■ **TASK REQUIREMENTS**
Reproduce the listing from its beginning up to and including the line containing "The third rib member 123 is at (234, 262).", substituting "lattice structure" for "waffle structure" and leaving all else unchanged. Omit the pictures from your answer.

[Items from a dataset]
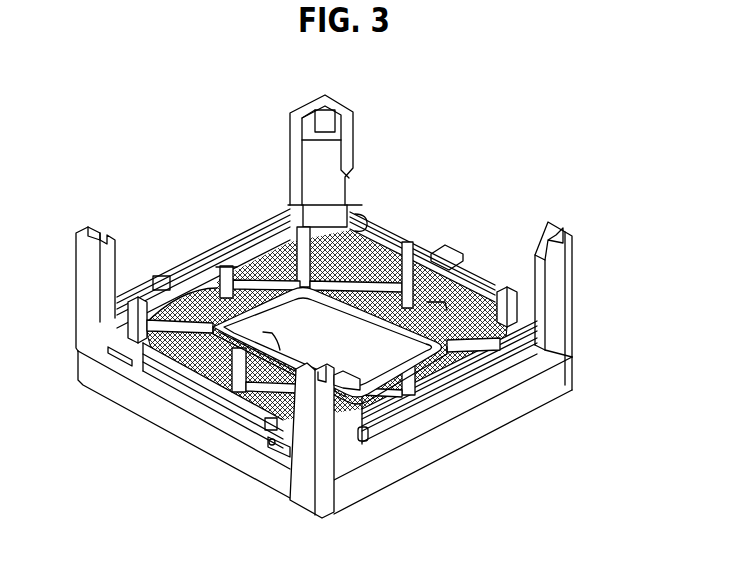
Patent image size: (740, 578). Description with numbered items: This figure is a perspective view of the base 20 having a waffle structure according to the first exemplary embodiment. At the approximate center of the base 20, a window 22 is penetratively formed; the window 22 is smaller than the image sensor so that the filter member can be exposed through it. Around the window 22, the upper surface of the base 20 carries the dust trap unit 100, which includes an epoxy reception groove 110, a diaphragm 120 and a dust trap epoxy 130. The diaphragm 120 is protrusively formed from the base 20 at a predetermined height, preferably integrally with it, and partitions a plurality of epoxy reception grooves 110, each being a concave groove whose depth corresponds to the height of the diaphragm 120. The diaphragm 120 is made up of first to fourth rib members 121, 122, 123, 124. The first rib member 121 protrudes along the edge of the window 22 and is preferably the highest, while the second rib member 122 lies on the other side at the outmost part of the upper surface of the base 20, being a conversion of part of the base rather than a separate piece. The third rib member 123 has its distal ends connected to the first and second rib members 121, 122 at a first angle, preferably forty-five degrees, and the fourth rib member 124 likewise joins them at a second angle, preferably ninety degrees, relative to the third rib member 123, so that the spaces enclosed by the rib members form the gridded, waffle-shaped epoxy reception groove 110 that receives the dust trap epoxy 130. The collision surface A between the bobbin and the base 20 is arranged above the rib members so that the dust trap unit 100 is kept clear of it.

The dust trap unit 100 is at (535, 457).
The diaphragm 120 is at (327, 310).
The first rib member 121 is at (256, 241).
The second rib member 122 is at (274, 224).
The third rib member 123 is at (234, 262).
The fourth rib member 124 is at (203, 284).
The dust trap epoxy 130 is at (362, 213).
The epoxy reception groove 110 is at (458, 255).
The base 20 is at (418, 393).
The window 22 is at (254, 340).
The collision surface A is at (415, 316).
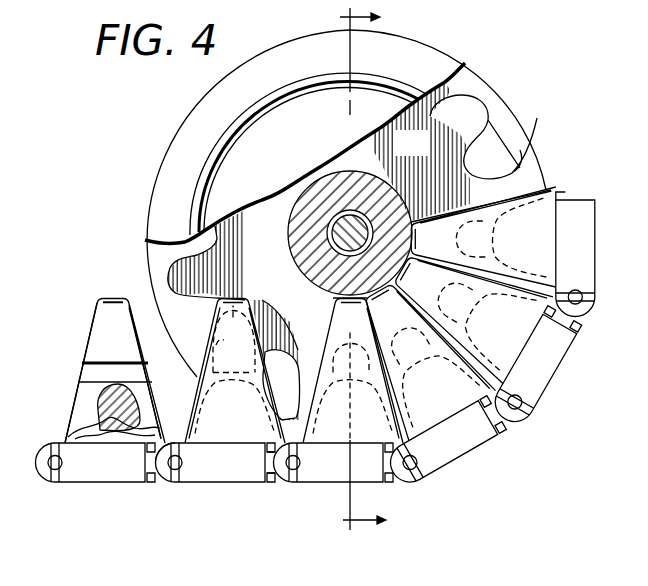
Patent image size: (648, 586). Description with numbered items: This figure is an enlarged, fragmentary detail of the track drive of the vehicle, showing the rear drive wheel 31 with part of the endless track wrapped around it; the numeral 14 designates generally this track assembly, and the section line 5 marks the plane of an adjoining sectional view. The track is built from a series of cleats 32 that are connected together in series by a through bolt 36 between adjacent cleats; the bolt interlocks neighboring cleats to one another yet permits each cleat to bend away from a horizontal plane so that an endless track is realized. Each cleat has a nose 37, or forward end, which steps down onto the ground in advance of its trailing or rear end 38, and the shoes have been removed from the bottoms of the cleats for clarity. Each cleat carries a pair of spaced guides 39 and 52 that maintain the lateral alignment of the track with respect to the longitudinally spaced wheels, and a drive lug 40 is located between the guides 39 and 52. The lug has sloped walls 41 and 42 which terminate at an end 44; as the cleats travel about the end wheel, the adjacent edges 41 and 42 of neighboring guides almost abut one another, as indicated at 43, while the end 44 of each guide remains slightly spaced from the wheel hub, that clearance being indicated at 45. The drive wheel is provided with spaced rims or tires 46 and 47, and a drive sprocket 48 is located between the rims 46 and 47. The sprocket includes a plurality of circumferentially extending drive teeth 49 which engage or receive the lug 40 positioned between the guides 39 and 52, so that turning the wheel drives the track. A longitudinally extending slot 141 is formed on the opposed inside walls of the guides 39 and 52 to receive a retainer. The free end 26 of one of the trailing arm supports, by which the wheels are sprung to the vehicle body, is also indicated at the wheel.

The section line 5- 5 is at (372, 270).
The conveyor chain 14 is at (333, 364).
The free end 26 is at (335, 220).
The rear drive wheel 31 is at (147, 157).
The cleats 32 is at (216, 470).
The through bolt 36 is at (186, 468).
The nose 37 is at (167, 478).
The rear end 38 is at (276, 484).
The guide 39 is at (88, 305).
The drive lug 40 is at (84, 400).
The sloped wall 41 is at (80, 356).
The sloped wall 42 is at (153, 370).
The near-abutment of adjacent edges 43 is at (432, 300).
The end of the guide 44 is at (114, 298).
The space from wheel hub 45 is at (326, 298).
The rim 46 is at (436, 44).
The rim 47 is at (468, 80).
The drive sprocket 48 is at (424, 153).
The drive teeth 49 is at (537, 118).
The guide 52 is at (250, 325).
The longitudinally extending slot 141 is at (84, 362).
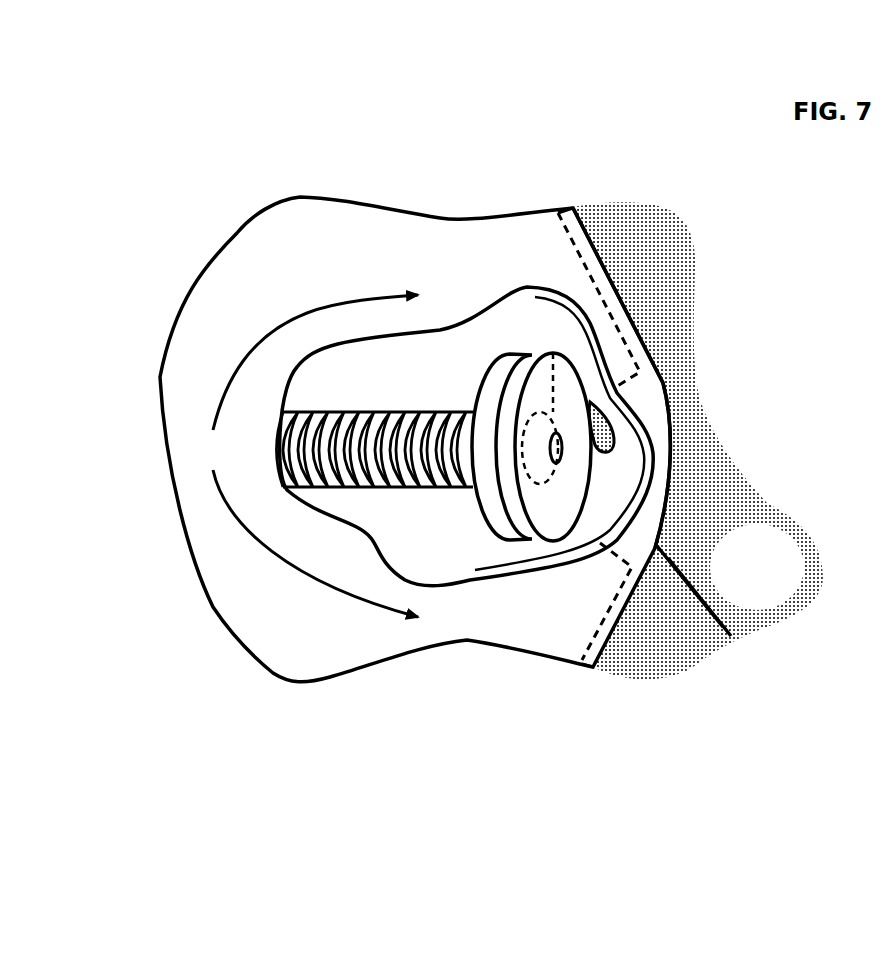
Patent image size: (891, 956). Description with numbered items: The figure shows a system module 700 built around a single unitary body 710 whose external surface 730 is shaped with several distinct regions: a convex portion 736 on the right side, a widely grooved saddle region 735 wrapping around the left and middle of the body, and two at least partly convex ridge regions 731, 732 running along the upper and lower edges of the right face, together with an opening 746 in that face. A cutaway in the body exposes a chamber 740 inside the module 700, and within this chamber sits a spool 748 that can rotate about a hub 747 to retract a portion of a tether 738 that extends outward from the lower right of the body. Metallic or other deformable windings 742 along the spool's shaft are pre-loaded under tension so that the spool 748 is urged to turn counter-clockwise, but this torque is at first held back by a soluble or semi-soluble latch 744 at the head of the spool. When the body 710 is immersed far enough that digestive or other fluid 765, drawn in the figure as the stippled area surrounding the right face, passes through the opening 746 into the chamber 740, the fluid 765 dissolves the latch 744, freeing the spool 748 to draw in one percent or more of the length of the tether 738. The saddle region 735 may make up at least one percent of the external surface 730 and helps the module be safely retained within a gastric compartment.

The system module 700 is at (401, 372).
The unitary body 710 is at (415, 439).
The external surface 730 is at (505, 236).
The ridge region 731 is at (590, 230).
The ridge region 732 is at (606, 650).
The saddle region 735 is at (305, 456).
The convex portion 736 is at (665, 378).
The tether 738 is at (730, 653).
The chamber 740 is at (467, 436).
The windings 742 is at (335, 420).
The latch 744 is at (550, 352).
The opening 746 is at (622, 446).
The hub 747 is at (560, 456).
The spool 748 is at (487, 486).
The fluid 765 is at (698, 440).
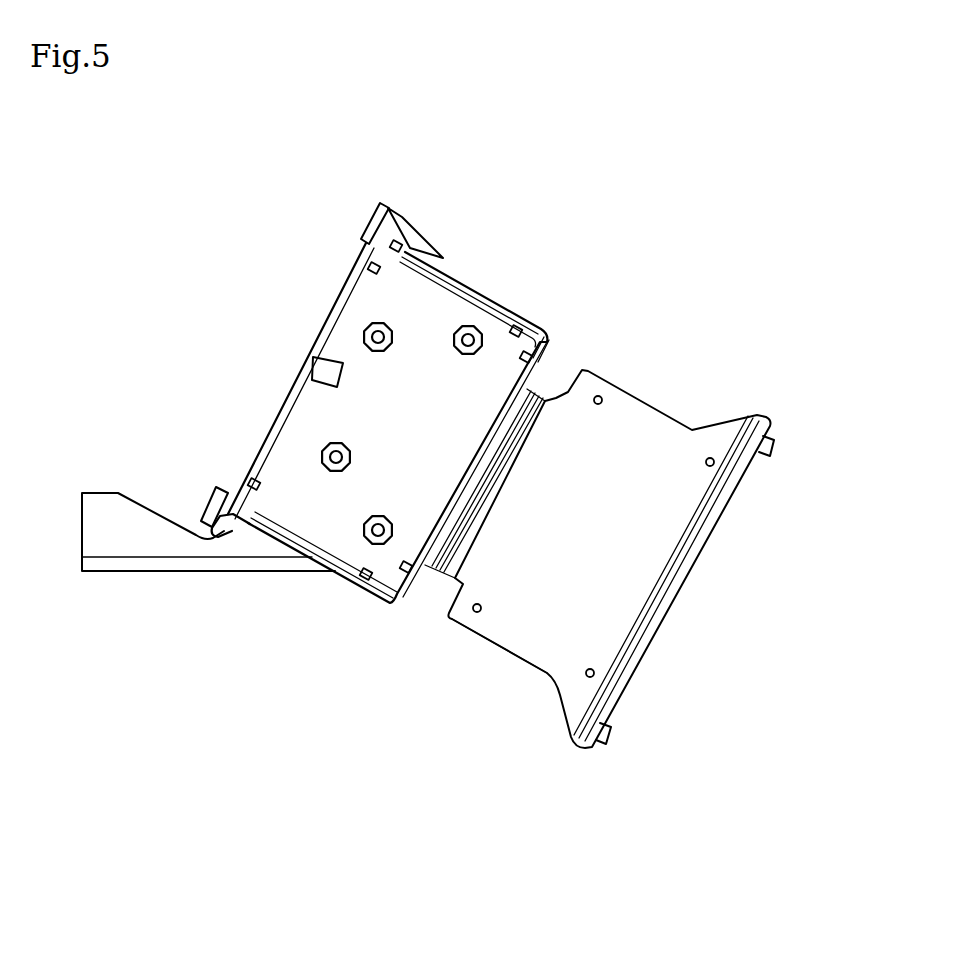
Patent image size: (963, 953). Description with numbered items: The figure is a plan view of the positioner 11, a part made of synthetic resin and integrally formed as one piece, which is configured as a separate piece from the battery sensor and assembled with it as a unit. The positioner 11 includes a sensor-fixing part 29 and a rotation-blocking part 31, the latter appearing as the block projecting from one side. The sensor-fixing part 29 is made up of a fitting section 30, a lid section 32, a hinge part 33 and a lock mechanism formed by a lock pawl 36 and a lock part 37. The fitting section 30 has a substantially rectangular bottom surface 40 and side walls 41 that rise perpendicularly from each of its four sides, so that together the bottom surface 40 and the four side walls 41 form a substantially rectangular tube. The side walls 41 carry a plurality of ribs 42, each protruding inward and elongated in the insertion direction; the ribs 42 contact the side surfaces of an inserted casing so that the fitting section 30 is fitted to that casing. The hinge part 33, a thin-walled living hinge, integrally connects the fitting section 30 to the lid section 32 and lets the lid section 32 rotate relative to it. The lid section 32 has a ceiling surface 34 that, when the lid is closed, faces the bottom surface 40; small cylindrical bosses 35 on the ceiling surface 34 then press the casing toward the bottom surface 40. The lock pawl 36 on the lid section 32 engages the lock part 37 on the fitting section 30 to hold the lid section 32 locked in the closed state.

■ **CORRECT RESPONSE**
Patent image size: (740, 578). Description with numbered items: This figure is a perspective view of the base 20 having a lattice structure according to the first exemplary embodiment. At the approximate center of the base 20, a window 22 is penetratively formed; the window 22 is smaller than the image sensor so that the filter member can be exposed through it. Around the window 22, the upper surface of the base 20 carries the dust trap unit 100, which includes an epoxy reception groove 110, a diaphragm 120 and a dust trap epoxy 130. The diaphragm 120 is protrusively formed from the base 20 at a predetermined height, preferably integrally with it, and partitions a plurality of epoxy reception grooves 110, each being a concave groove whose depth corresponds to the height of the diaphragm 120. The diaphragm 120 is made up of first to fourth rib members 121, 122, 123, 124. The first rib member 121 protrudes along the edge of the window 22 and is preferably the highest, while the second rib member 122 lies on the other side at the outmost part of the upper surface of the base 20, being a conversion of part of the base rather than a separate piece. The third rib member 123 has its distal ends connected to the first and second rib members 121, 122 at a first angle, preferably forty-five degrees, and the fourth rib member 124 likewise joins them at a second angle, preferably ninety degrees, relative to the third rib member 123, so that the spaces enclosed by the rib members form the gridded, waffle-shaped epoxy reception groove 110 that receives the dust trap epoxy 130. The collision surface A between the bobbin and the base 20 is arranged above the rib members so that the dust trap unit 100 is kept clear of it.

The dust trap unit 100 is at (535, 457).
The diaphragm 120 is at (327, 310).
The first rib member 121 is at (256, 241).
The second rib member 122 is at (274, 224).
The third rib member 123 is at (234, 262).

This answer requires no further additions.